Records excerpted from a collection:
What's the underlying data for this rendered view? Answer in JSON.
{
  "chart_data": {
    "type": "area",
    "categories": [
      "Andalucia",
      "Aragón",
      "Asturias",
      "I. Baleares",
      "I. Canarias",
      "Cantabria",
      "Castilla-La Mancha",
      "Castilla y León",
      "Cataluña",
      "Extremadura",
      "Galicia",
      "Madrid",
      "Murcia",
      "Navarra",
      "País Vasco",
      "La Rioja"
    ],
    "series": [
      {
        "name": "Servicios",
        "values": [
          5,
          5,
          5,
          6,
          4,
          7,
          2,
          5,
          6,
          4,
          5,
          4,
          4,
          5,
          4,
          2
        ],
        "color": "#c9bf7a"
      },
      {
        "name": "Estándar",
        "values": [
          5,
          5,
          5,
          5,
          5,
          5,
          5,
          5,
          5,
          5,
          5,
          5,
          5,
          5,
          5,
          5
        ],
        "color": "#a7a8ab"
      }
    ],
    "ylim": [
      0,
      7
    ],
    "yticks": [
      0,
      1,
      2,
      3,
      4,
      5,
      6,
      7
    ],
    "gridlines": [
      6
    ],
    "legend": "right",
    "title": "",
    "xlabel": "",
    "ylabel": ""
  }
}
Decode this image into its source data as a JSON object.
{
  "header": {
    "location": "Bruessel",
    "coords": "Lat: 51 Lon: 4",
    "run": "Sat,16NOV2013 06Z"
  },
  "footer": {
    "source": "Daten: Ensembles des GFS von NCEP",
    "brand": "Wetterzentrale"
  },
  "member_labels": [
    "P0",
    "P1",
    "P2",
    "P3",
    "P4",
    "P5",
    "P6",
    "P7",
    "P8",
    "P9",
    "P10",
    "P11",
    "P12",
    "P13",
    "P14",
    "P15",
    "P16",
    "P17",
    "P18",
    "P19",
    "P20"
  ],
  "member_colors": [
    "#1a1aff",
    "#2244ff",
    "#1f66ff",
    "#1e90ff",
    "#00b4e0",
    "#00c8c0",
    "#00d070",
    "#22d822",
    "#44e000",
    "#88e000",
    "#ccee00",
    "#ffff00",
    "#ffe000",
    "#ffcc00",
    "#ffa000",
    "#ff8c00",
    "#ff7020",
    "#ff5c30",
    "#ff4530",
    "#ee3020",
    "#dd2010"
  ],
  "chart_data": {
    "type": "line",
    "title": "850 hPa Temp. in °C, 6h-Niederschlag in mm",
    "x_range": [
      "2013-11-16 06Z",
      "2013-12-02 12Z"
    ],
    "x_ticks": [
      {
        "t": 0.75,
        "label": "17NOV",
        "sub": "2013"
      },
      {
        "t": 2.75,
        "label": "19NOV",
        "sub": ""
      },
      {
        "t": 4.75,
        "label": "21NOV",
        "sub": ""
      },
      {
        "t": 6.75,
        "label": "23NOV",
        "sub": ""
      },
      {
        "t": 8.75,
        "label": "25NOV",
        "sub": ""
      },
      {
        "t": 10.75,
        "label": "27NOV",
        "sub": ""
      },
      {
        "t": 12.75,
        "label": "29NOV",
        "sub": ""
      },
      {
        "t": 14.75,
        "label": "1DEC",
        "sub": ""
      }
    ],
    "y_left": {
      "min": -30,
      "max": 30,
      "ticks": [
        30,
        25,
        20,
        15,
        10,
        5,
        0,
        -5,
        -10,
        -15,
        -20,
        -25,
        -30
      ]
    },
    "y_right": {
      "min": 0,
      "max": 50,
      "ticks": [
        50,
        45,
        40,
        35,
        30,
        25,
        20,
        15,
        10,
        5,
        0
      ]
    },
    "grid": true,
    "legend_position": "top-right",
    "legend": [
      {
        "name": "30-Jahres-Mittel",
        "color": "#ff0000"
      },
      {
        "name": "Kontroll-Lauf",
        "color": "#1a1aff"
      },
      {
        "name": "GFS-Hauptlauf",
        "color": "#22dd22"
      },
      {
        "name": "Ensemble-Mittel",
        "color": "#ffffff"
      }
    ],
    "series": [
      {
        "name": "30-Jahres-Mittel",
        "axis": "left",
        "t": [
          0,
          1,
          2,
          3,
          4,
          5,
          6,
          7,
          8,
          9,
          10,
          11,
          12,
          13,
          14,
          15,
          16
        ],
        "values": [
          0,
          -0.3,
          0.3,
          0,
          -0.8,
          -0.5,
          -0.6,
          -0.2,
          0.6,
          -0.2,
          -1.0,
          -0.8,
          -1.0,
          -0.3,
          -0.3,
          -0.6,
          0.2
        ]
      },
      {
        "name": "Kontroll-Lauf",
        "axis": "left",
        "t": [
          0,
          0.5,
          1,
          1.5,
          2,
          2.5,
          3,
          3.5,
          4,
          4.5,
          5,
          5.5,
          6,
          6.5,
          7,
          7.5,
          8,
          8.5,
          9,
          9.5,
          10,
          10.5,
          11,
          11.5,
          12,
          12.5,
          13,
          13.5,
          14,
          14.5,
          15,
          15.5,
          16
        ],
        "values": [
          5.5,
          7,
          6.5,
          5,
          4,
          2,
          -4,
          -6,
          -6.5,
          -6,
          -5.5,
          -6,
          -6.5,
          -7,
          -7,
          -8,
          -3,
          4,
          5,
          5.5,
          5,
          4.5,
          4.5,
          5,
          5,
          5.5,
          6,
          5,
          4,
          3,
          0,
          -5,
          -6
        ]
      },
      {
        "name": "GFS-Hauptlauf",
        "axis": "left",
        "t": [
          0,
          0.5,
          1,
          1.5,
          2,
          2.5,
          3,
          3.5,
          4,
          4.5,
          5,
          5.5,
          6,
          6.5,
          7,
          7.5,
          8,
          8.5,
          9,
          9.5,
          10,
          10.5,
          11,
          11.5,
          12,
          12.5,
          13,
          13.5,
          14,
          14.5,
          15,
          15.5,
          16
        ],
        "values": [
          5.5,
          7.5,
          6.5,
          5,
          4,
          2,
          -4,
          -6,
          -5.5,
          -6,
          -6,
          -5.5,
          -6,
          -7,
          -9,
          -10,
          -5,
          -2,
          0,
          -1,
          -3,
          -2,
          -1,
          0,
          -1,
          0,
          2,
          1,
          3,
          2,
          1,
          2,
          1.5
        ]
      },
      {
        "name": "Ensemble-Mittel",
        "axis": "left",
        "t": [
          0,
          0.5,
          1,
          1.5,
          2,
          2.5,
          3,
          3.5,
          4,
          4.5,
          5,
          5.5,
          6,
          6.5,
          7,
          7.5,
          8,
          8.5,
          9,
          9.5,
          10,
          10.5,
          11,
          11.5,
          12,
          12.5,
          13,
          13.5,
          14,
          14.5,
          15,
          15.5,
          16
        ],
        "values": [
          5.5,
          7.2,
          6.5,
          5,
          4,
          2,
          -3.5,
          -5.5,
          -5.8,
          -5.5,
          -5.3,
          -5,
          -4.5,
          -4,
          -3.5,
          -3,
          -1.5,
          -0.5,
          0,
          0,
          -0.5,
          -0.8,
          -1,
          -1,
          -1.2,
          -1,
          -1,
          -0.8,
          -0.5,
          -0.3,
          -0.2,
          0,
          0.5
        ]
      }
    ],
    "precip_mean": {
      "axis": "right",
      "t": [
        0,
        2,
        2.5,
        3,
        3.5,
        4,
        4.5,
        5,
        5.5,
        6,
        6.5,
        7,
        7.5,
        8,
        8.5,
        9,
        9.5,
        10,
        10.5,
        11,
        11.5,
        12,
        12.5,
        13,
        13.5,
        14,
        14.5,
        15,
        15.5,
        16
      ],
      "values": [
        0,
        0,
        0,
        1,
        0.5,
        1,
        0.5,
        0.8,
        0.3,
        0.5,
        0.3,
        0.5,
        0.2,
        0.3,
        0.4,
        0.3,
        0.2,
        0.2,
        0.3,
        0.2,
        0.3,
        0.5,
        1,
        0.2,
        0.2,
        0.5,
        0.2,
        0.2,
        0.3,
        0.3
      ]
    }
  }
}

_SHORT PROBLEM_.
Copy all the lines above that hold the string "source".

_TASK RESPONSE_.
Decode this image into its source data as a JSON object.
    "source": "Daten: Ensembles des GFS von NCEP",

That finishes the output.